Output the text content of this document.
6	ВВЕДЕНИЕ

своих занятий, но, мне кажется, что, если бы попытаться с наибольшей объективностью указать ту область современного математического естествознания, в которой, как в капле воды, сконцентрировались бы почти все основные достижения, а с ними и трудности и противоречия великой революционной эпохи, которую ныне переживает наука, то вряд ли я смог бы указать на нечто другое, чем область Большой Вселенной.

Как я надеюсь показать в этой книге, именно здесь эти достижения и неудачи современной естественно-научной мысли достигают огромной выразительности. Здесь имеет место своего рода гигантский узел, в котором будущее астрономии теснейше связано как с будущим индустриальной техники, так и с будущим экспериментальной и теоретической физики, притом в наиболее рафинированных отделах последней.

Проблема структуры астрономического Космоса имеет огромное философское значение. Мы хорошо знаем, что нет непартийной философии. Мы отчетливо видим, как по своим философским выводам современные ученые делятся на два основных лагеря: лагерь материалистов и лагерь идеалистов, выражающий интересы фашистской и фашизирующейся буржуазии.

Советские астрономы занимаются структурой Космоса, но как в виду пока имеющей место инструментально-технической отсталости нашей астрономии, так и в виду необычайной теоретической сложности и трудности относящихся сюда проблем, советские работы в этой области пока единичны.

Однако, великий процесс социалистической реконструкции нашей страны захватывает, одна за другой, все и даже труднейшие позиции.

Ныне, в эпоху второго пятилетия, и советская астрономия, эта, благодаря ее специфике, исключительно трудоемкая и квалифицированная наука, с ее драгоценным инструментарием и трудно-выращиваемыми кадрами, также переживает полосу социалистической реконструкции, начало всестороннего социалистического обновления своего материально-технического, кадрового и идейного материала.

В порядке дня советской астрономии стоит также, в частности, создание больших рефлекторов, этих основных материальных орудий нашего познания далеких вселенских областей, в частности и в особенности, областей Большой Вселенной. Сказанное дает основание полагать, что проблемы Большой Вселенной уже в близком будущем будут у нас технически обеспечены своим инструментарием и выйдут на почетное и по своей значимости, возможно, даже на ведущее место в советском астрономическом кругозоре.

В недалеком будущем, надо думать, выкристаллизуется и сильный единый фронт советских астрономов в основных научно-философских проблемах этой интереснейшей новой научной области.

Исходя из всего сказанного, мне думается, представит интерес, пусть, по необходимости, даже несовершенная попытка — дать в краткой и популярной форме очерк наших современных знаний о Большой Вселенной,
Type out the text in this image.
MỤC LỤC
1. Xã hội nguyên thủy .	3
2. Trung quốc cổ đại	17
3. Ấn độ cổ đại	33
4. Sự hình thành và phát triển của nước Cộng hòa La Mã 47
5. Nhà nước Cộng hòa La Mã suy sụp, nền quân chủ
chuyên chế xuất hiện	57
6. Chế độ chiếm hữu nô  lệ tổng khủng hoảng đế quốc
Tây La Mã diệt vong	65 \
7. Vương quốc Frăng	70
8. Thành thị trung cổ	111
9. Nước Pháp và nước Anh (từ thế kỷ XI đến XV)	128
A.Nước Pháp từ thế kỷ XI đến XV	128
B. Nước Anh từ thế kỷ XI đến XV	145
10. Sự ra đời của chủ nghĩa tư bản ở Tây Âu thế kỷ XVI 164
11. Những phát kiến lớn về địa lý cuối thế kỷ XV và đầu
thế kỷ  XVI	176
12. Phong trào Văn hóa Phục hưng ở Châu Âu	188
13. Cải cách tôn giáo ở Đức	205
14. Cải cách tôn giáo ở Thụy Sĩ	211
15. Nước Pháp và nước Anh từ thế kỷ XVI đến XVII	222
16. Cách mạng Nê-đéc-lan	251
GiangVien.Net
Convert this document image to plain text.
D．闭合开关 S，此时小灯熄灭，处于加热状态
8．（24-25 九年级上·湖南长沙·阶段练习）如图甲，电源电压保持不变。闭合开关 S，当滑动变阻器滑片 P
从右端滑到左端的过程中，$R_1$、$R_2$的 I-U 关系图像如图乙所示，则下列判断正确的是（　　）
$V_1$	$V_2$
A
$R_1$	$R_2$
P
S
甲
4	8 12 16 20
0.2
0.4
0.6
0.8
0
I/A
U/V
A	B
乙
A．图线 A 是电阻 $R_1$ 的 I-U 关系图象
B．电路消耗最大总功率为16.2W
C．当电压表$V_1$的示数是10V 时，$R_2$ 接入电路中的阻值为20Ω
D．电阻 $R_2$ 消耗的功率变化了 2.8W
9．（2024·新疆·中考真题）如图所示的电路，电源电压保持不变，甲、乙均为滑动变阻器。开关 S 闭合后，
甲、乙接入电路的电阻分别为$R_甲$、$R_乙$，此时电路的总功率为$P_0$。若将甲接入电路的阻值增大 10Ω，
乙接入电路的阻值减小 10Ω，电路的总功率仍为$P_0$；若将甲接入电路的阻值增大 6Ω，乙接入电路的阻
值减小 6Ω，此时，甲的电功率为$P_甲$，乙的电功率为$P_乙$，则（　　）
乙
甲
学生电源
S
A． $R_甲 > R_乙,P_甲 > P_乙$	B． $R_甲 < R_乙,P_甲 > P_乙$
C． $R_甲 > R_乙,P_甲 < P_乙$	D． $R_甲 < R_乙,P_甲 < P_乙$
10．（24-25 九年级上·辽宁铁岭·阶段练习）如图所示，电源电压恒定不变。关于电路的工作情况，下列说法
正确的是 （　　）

..............................

Set out exactly the run of lines that begins at the line holding "Type out the text in this image." and ends at the last line of the data.

Type out the text in this image.
MỤC LỤC
1. Xã hội nguyên thủy .	3
2. Trung quốc cổ đại	17
3. Ấn độ cổ đại	33
4. Sự hình thành và phát triển của nước Cộng hòa La Mã 47
5. Nhà nước Cộng hòa La Mã suy sụp, nền quân chủ
chuyên chế xuất hiện	57
6. Chế độ chiếm hữu nô  lệ tổng khủng hoảng đế quốc
Tây La Mã diệt vong	65 \
7. Vương quốc Frăng	70
8. Thành thị trung cổ	111
9. Nước Pháp và nước Anh (từ thế kỷ XI đến XV)	128
A.Nước Pháp từ thế kỷ XI đến XV	128
B. Nước Anh từ thế kỷ XI đến XV	145
10. Sự ra đời của chủ nghĩa tư bản ở Tây Âu thế kỷ XVI 164
11. Những phát kiến lớn về địa lý cuối thế kỷ XV và đầu
thế kỷ  XVI	176
12. Phong trào Văn hóa Phục hưng ở Châu Âu	188
13. Cải cách tôn giáo ở Đức	205
14. Cải cách tôn giáo ở Thụy Sĩ	211
15. Nước Pháp và nước Anh từ thế kỷ XVI đến XVII	222
16. Cách mạng Nê-đéc-lan	251
GiangVien.Net
Convert this document image to plain text.
D．闭合开关 S，此时小灯熄灭，处于加热状态
8．（24-25 九年级上·湖南长沙·阶段练习）如图甲，电源电压保持不变。闭合开关 S，当滑动变阻器滑片 P
从右端滑到左端的过程中，$R_1$、$R_2$的 I-U 关系图像如图乙所示，则下列判断正确的是（　　）
$V_1$	$V_2$
A
$R_1$	$R_2$
P
S
甲
4	8 12 16 20
0.2
0.4
0.6
0.8
0
I/A
U/V
A	B
乙
A．图线 A 是电阻 $R_1$ 的 I-U 关系图象
B．电路消耗最大总功率为16.2W
C．当电压表$V_1$的示数是10V 时，$R_2$ 接入电路中的阻值为20Ω
D．电阻 $R_2$ 消耗的功率变化了 2.8W
9．（2024·新疆·中考真题）如图所示的电路，电源电压保持不变，甲、乙均为滑动变阻器。开关 S 闭合后，
甲、乙接入电路的电阻分别为$R_甲$、$R_乙$，此时电路的总功率为$P_0$。若将甲接入电路的阻值增大 10Ω，
乙接入电路的阻值减小 10Ω，电路的总功率仍为$P_0$；若将甲接入电路的阻值增大 6Ω，乙接入电路的阻
值减小 6Ω，此时，甲的电功率为$P_甲$，乙的电功率为$P_乙$，则（　　）
乙
甲
学生电源
S
A． $R_甲 > R_乙,P_甲 > P_乙$	B． $R_甲 < R_乙,P_甲 > P_乙$
C． $R_甲 > R_乙,P_甲 < P_乙$	D． $R_甲 < R_乙,P_甲 < P_乙$
10．（24-25 九年级上·辽宁铁岭·阶段练习）如图所示，电源电压恒定不变。关于电路的工作情况，下列说法
正确的是 （　　）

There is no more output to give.